# The problem
Quote the listing below in full and exactly as written, but omit every picture.

============

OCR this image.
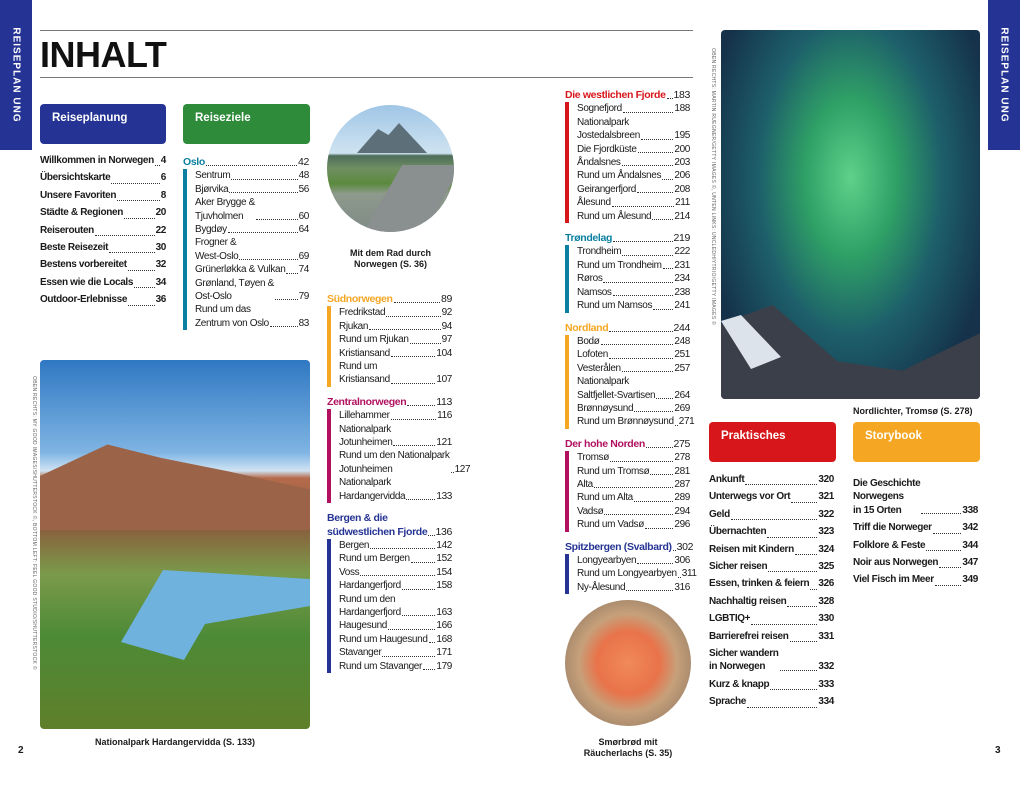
REISEPLAN UNG	REISEPLAN UNG
INHALT
Reiseplanung	Reiseziele
Praktisches	Storybook
Willkommen in Norwegen 4
Übersichtskarte	6
Unsere Favoriten	8
Städte & Regionen	20
Reiserouten	22
Beste Reisezeit	30
Bestens vorbereitet	32
Essen wie die Locals 34
Outdoor-Erlebnisse	36
Oslo	42
Sentrum	48
Bjørvika	56
Aker Brygge &
Tjuvholmen	60
Bygdøy	64
Frogner &
West-Oslo	69
Grünerløkka & Vulkan 74
Grønland, Tøyen &
Ost-Oslo	79
Rund um das
Zentrum von Oslo	83
Südnorwegen	89
Fredrikstad	92
Rjukan	94
Rund um Rjukan	97
Kristiansand	104
Rund um
Kristiansand	107
Zentralnorwegen	113
Lillehammer	116
Nationalpark
Jotunheimen	121
Rund um den Nationalpark
Jotunheimen	127
Nationalpark
Hardangervidda	133
Bergen & die
südwestlichen Fjorde 136
Bergen	142
Rund um Bergen	152
Voss	154
Hardangerfjord	158
Rund um den
Hardangerfjord	163
Haugesund	166
Rund um Haugesund 168
Stavanger	171
Rund um Stavanger 179
Die westlichen Fjorde 183
Sognefjord	188
Nationalpark
Jostedalsbreen	195
Die Fjordküste	200
Åndalsnes	203
Rund um Åndalsnes 206
Geirangerfjord	208
Ålesund	211
Rund um Ålesund 214
Trøndelag	219
Trondheim	222
Rund um Trondheim 231
Røros	234
Namsos	238
Rund um Namsos 241
Nordland	244
Bodø	248
Lofoten	251
Vesterålen	257
Nationalpark
Saltfjellet-Svartisen 264
Brønnøysund	269
Rund um Brønnøysund 271
Der hohe Norden	275
Tromsø	278
Rund um Tromsø	281
Alta	287
Rund um Alta	289
Vadsø	294
Rund um Vadsø	296
Spitzbergen (Svalbard) 302
Longyearbyen	306
Rund um Longyearbyen 311
Ny-Ålesund	316
Ankunft	320
Unterwegs vor Ort	321
Geld	322
Übernachten	323
Reisen mit Kindern 324
Sicher reisen	325
Essen, trinken & feiern 326
Nachhaltig reisen	328
LGBTIQ+	330
Barrierefrei reisen	331
Sicher wandern
in Norwegen	332
Kurz & knapp	333
Sprache	334
Die Geschichte
Norwegens
in 15 Orten	338
Triff die Norweger	342
Folklore & Feste	344
Noir aus Norwegen 347
Viel Fisch im Meer	349
Mit dem Rad durch
Norwegen (S. 36)
Nationalpark Hardangervidda (S. 133)	Smørbrød mit
Räucherlachs (S. 35)
Nordlichter, Tromsø (S. 278)
OBEN RECHTS: MY GOOD IMAGES/SHUTTERSTOCK ©, BOTTOM LEFT: FEEL GOOD STUDIO/SHUTTERSTOCK ©
OBEN RECHTS: MARTIN RUEGNER/GETTY IMAGES ©, UNTEN LINKS: UNCLEDHIYTRIO/GETTY IMAGES ©
2	3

============

# Written response
OCR this image.
REISEPLAN UNG	REISEPLAN UNG
INHALT
Reiseplanung	Reiseziele
Praktisches	Storybook
Willkommen in Norwegen 4
Übersichtskarte	6
Unsere Favoriten	8
Städte & Regionen	20
Reiserouten	22
Beste Reisezeit	30
Bestens vorbereitet	32
Essen wie die Locals 34
Outdoor-Erlebnisse	36
Oslo	42
Sentrum	48
Bjørvika	56
Aker Brygge &
Tjuvholmen	60
Bygdøy	64
Frogner &
West-Oslo	69
Grünerløkka & Vulkan 74
Grønland, Tøyen &
Ost-Oslo	79
Rund um das
Zentrum von Oslo	83
Südnorwegen	89
Fredrikstad	92
Rjukan	94
Rund um Rjukan	97
Kristiansand	104
Rund um
Kristiansand	107
Zentralnorwegen	113
Lillehammer	116
Nationalpark
Jotunheimen	121
Rund um den Nationalpark
Jotunheimen	127
Nationalpark
Hardangervidda	133
Bergen & die
südwestlichen Fjorde 136
Bergen	142
Rund um Bergen	152
Voss	154
Hardangerfjord	158
Rund um den
Hardangerfjord	163
Haugesund	166
Rund um Haugesund 168
Stavanger	171
Rund um Stavanger 179
Die westlichen Fjorde 183
Sognefjord	188
Nationalpark
Jostedalsbreen	195
Die Fjordküste	200
Åndalsnes	203
Rund um Åndalsnes 206
Geirangerfjord	208
Ålesund	211
Rund um Ålesund 214
Trøndelag	219
Trondheim	222
Rund um Trondheim 231
Røros	234
Namsos	238
Rund um Namsos 241
Nordland	244
Bodø	248
Lofoten	251
Vesterålen	257
Nationalpark
Saltfjellet-Svartisen 264
Brønnøysund	269
Rund um Brønnøysund 271
Der hohe Norden	275
Tromsø	278
Rund um Tromsø	281
Alta	287
Rund um Alta	289
Vadsø	294
Rund um Vadsø	296
Spitzbergen (Svalbard) 302
Longyearbyen	306
Rund um Longyearbyen 311
Ny-Ålesund	316
Ankunft	320
Unterwegs vor Ort	321
Geld	322
Übernachten	323
Reisen mit Kindern 324
Sicher reisen	325
Essen, trinken & feiern 326
Nachhaltig reisen	328
LGBTIQ+	330
Barrierefrei reisen	331
Sicher wandern
in Norwegen	332
Kurz & knapp	333
Sprache	334
Die Geschichte
Norwegens
in 15 Orten	338
Triff die Norweger	342
Folklore & Feste	344
Noir aus Norwegen 347
Viel Fisch im Meer	349
Mit dem Rad durch
Norwegen (S. 36)
Nationalpark Hardangervidda (S. 133)	Smørbrød mit
Räucherlachs (S. 35)
Nordlichter, Tromsø (S. 278)
OBEN RECHTS: MY GOOD IMAGES/SHUTTERSTOCK ©, BOTTOM LEFT: FEEL GOOD STUDIO/SHUTTERSTOCK ©
OBEN RECHTS: MARTIN RUEGNER/GETTY IMAGES ©, UNTEN LINKS: UNCLEDHIYTRIO/GETTY IMAGES ©
2	3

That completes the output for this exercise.